> DATA RECORDS
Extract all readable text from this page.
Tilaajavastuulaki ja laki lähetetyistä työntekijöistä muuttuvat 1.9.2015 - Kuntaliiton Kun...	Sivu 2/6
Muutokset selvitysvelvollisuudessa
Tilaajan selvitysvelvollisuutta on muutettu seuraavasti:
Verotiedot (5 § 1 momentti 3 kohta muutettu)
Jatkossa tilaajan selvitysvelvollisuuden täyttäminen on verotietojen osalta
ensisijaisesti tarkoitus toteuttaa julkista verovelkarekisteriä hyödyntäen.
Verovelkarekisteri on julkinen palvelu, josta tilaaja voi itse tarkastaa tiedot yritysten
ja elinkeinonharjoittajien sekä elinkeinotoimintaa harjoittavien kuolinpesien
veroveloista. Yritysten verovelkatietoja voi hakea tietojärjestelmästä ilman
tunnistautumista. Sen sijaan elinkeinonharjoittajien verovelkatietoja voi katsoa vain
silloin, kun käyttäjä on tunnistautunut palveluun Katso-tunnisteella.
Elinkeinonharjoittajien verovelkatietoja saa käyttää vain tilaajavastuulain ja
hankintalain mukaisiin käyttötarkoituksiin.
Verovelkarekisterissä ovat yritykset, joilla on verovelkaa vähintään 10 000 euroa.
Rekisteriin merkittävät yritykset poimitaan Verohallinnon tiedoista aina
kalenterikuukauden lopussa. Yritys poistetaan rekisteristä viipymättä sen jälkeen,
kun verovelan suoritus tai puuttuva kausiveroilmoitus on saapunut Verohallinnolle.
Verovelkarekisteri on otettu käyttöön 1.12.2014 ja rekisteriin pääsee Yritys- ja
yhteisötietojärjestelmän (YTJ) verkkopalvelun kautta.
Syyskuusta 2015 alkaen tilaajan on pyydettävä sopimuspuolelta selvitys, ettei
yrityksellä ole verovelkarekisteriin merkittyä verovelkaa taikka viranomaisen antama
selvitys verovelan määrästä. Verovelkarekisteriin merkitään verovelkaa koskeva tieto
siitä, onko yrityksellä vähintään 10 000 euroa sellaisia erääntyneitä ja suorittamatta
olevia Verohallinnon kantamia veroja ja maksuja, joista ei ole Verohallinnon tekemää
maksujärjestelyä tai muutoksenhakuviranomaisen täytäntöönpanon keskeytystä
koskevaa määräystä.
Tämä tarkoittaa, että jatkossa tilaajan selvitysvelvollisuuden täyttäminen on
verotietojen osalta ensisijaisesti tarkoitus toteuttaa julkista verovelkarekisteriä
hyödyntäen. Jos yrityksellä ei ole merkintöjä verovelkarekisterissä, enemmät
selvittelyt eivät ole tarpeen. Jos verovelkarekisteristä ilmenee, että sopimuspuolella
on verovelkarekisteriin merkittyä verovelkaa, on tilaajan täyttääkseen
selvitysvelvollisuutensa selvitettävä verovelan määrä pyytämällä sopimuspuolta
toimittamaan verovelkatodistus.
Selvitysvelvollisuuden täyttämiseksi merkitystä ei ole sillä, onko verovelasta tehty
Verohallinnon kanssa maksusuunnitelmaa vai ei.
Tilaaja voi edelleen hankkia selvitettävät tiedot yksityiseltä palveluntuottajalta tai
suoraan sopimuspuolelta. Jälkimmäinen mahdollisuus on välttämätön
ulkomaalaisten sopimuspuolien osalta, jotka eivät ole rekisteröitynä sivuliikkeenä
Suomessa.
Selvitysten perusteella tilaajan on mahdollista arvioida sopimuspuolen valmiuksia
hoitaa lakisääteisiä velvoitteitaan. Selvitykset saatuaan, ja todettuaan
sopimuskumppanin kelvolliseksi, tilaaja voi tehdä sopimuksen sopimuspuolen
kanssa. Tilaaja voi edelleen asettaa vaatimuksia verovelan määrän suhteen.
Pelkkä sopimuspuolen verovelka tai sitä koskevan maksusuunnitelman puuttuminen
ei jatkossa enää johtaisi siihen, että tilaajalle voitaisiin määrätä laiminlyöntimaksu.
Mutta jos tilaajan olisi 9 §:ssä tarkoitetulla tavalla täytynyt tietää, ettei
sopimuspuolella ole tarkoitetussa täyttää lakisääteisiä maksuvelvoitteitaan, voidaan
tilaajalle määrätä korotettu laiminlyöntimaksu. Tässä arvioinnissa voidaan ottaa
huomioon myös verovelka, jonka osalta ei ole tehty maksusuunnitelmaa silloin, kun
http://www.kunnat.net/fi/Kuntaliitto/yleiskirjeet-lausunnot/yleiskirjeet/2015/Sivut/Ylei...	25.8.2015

> TASK
Copy out every line from the material above in which the word "määrätä" appears.

> WRITTEN ANSWER
ei jatkossa enää johtaisi siihen, että tilaajalle voitaisiin määrätä laiminlyöntimaksu.
tilaajalle määrätä korotettu laiminlyöntimaksu. Tässä arvioinnissa voidaan ottaa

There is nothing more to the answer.